◆ **Exercise goal**
Copy out every line of the material below word for word, leaving nothing out and changing nothing.
# # # # #
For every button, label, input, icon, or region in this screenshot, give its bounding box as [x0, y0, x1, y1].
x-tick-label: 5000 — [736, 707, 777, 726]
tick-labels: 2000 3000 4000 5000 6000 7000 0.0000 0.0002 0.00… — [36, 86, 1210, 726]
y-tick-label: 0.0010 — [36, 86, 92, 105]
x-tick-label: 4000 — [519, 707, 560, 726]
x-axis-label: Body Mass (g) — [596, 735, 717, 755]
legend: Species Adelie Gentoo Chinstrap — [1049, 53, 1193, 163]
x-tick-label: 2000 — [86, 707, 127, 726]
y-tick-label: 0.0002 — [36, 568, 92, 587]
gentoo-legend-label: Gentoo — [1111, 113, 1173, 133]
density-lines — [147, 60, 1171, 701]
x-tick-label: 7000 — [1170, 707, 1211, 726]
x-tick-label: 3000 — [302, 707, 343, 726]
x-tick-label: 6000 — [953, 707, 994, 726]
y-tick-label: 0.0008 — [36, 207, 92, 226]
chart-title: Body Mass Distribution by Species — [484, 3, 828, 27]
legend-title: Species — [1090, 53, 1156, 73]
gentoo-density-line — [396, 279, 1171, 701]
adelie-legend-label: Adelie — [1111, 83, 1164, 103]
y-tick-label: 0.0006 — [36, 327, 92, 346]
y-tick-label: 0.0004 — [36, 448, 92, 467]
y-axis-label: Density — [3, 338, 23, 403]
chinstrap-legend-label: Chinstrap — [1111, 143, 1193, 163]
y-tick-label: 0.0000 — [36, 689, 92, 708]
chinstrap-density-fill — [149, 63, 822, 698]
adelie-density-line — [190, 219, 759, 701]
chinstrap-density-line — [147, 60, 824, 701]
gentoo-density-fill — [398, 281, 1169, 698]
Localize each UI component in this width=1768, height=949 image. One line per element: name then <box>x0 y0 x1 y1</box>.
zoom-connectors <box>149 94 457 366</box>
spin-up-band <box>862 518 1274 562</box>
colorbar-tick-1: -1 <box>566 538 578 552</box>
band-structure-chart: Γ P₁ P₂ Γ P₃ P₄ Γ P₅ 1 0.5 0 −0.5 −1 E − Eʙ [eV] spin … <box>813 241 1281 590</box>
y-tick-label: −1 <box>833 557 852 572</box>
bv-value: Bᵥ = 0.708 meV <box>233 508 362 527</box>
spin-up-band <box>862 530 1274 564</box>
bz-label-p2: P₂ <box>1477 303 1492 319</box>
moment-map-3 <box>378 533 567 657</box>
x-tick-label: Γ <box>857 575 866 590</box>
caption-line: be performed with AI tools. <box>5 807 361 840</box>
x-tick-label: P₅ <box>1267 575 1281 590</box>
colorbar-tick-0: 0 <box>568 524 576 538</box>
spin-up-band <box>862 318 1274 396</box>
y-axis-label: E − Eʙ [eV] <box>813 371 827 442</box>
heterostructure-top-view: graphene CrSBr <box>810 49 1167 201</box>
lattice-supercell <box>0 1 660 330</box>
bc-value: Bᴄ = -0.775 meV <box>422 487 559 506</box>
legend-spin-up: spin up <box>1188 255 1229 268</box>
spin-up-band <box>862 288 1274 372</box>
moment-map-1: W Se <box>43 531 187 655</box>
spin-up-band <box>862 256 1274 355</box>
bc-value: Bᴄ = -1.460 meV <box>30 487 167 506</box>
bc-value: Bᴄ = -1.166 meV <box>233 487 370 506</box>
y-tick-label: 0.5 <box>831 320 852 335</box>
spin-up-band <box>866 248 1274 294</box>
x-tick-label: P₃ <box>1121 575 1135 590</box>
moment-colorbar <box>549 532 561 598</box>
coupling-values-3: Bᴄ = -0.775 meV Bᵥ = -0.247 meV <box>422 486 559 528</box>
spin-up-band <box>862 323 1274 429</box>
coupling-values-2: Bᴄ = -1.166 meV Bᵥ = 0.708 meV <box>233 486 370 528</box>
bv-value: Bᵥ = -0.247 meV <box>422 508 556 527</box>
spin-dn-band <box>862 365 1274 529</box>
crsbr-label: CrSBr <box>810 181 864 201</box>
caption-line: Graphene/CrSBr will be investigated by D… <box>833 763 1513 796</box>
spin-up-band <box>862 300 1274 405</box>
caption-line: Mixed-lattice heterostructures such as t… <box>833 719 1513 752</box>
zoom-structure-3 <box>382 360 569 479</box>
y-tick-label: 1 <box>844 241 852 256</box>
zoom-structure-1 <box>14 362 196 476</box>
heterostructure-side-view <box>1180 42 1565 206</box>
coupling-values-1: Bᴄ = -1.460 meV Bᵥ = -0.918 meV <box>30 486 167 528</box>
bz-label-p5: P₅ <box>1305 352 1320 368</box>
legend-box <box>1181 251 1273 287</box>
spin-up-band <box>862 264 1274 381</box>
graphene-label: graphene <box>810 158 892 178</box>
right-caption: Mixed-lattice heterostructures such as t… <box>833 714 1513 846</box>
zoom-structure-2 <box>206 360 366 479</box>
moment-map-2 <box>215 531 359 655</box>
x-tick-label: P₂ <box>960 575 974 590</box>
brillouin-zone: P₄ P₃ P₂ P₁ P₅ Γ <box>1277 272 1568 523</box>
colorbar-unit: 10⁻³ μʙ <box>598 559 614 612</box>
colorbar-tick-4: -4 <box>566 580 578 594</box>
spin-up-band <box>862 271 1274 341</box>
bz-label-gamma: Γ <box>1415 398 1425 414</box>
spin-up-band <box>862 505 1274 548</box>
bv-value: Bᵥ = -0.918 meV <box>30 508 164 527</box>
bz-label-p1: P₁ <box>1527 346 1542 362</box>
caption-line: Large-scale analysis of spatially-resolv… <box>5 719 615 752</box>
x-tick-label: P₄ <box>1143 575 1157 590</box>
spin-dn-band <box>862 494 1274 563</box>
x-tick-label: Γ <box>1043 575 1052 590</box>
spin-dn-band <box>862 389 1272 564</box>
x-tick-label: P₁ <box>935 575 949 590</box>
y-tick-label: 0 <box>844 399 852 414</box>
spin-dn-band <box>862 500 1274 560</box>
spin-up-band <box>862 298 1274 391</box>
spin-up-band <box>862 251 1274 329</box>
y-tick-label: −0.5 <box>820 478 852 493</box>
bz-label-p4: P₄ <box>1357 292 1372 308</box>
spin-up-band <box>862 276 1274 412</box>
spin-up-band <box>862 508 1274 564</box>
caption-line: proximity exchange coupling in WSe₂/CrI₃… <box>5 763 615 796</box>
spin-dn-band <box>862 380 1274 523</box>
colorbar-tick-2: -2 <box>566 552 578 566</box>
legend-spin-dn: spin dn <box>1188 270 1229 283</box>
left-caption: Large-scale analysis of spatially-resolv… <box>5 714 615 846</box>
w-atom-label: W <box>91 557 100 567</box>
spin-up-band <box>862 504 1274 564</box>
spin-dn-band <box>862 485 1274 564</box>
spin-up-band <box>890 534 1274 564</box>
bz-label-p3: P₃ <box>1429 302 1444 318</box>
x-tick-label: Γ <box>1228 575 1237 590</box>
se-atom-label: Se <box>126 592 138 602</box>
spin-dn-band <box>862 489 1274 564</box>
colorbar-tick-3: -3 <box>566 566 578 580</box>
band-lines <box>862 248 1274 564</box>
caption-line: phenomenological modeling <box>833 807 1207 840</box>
# # # # #
◆ **The response**
For every button, label, input, icon, or region in this screenshot, give its bounding box as [x0, y0, x1, y1].
x-tick-label: 5000 — [736, 707, 777, 726]
tick-labels: 2000 3000 4000 5000 6000 7000 0.0000 0.0002 0.00… — [36, 86, 1210, 726]
y-tick-label: 0.0010 — [36, 86, 92, 105]
x-tick-label: 4000 — [519, 707, 560, 726]
x-axis-label: Body Mass (g) — [596, 735, 717, 755]
legend: Species Adelie Gentoo Chinstrap — [1049, 53, 1193, 163]
x-tick-label: 2000 — [86, 707, 127, 726]
y-tick-label: 0.0002 — [36, 568, 92, 587]
gentoo-legend-label: Gentoo — [1111, 113, 1173, 133]
density-lines — [147, 60, 1171, 701]
x-tick-label: 7000 — [1170, 707, 1211, 726]
x-tick-label: 3000 — [302, 707, 343, 726]
x-tick-label: 6000 — [953, 707, 994, 726]
y-tick-label: 0.0008 — [36, 207, 92, 226]
chart-title: Body Mass Distribution by Species — [484, 3, 828, 27]
legend-title: Species — [1090, 53, 1156, 73]
gentoo-density-line — [396, 279, 1171, 701]
adelie-legend-label: Adelie — [1111, 83, 1164, 103]
y-tick-label: 0.0006 — [36, 327, 92, 346]
y-tick-label: 0.0004 — [36, 448, 92, 467]
y-axis-label: Density — [3, 338, 23, 403]
chinstrap-legend-label: Chinstrap — [1111, 143, 1193, 163]
y-tick-label: 0.0000 — [36, 689, 92, 708]
chinstrap-density-fill — [149, 63, 822, 698]
adelie-density-line — [190, 219, 759, 701]
chinstrap-density-line — [147, 60, 824, 701]
gentoo-density-fill — [398, 281, 1169, 698]
Localize each UI component in this width=1768, height=949 image. One line per element: name then <box>x0 y0 x1 y1</box>.
zoom-connectors <box>149 94 457 366</box>
spin-up-band <box>862 518 1274 562</box>
colorbar-tick-1: -1 <box>566 538 578 552</box>
band-structure-chart: Γ P₁ P₂ Γ P₃ P₄ Γ P₅ 1 0.5 0 −0.5 −1 E − Eʙ [eV] spin … <box>813 241 1281 590</box>
y-tick-label: −1 <box>833 557 852 572</box>
bv-value: Bᵥ = 0.708 meV <box>233 508 362 527</box>
spin-up-band <box>862 530 1274 564</box>
bz-label-p2: P₂ <box>1477 303 1492 319</box>
moment-map-3 <box>378 533 567 657</box>
x-tick-label: Γ <box>857 575 866 590</box>
caption-line: be performed with AI tools. <box>5 807 361 840</box>
x-tick-label: P₅ <box>1267 575 1281 590</box>
colorbar-tick-0: 0 <box>568 524 576 538</box>
spin-up-band <box>862 318 1274 396</box>
y-axis-label: E − Eʙ [eV] <box>813 371 827 442</box>
heterostructure-top-view: graphene CrSBr <box>810 49 1167 201</box>
lattice-supercell <box>0 1 660 330</box>
bc-value: Bᴄ = -0.775 meV <box>422 487 559 506</box>
legend-spin-up: spin up <box>1188 255 1229 268</box>
spin-up-band <box>862 288 1274 372</box>
moment-map-1: W Se <box>43 531 187 655</box>
spin-up-band <box>862 256 1274 355</box>
bc-value: Bᴄ = -1.460 meV <box>30 487 167 506</box>
bc-value: Bᴄ = -1.166 meV <box>233 487 370 506</box>
y-tick-label: 0.5 <box>831 320 852 335</box>
spin-up-band <box>866 248 1274 294</box>
x-tick-label: P₃ <box>1121 575 1135 590</box>
moment-colorbar <box>549 532 561 598</box>
coupling-values-3: Bᴄ = -0.775 meV Bᵥ = -0.247 meV <box>422 486 559 528</box>
spin-up-band <box>862 323 1274 429</box>
coupling-values-2: Bᴄ = -1.166 meV Bᵥ = 0.708 meV <box>233 486 370 528</box>
bv-value: Bᵥ = -0.247 meV <box>422 508 556 527</box>
spin-dn-band <box>862 365 1274 529</box>
crsbr-label: CrSBr <box>810 181 864 201</box>
caption-line: Graphene/CrSBr will be investigated by D… <box>833 763 1513 796</box>
spin-up-band <box>862 300 1274 405</box>
caption-line: Mixed-lattice heterostructures such as t… <box>833 719 1513 752</box>
zoom-structure-3 <box>382 360 569 479</box>
y-tick-label: 1 <box>844 241 852 256</box>
zoom-structure-1 <box>14 362 196 476</box>
heterostructure-side-view <box>1180 42 1565 206</box>
coupling-values-1: Bᴄ = -1.460 meV Bᵥ = -0.918 meV <box>30 486 167 528</box>
bz-label-p5: P₅ <box>1305 352 1320 368</box>
legend-box <box>1181 251 1273 287</box>
spin-up-band <box>862 264 1274 381</box>
graphene-label: graphene <box>810 158 892 178</box>
right-caption: Mixed-lattice heterostructures such as t… <box>833 714 1513 846</box>
zoom-structure-2 <box>206 360 366 479</box>
moment-map-2 <box>215 531 359 655</box>
x-tick-label: P₂ <box>960 575 974 590</box>
brillouin-zone: P₄ P₃ P₂ P₁ P₅ Γ <box>1277 272 1568 523</box>
colorbar-unit: 10⁻³ μʙ <box>598 559 614 612</box>
colorbar-tick-4: -4 <box>566 580 578 594</box>
spin-up-band <box>862 271 1274 341</box>
bz-label-gamma: Γ <box>1415 398 1425 414</box>
spin-up-band <box>862 505 1274 548</box>
bv-value: Bᵥ = -0.918 meV <box>30 508 164 527</box>
bz-label-p1: P₁ <box>1527 346 1542 362</box>
caption-line: Large-scale analysis of spatially-resolv… <box>5 719 615 752</box>
x-tick-label: P₄ <box>1143 575 1157 590</box>
spin-dn-band <box>862 494 1274 563</box>
x-tick-label: Γ <box>1043 575 1052 590</box>
spin-dn-band <box>862 389 1272 564</box>
x-tick-label: P₁ <box>935 575 949 590</box>
y-tick-label: 0 <box>844 399 852 414</box>
spin-dn-band <box>862 500 1274 560</box>
spin-up-band <box>862 298 1274 391</box>
spin-up-band <box>862 251 1274 329</box>
y-tick-label: −0.5 <box>820 478 852 493</box>
bz-label-p4: P₄ <box>1357 292 1372 308</box>
spin-up-band <box>862 276 1274 412</box>
spin-up-band <box>862 508 1274 564</box>
caption-line: proximity exchange coupling in WSe₂/CrI₃… <box>5 763 615 796</box>
spin-dn-band <box>862 380 1274 523</box>
colorbar-tick-2: -2 <box>566 552 578 566</box>
legend-spin-dn: spin dn <box>1188 270 1229 283</box>
left-caption: Large-scale analysis of spatially-resolv… <box>5 714 615 846</box>
w-atom-label: W <box>91 557 100 567</box>
spin-up-band <box>862 504 1274 564</box>
spin-dn-band <box>862 485 1274 564</box>
spin-up-band <box>890 534 1274 564</box>
bz-label-p3: P₃ <box>1429 302 1444 318</box>
x-tick-label: Γ <box>1228 575 1237 590</box>
se-atom-label: Se <box>126 592 138 602</box>
spin-dn-band <box>862 489 1274 564</box>
colorbar-tick-3: -3 <box>566 566 578 580</box>
band-lines <box>862 248 1274 564</box>
caption-line: phenomenological modeling <box>833 807 1207 840</box>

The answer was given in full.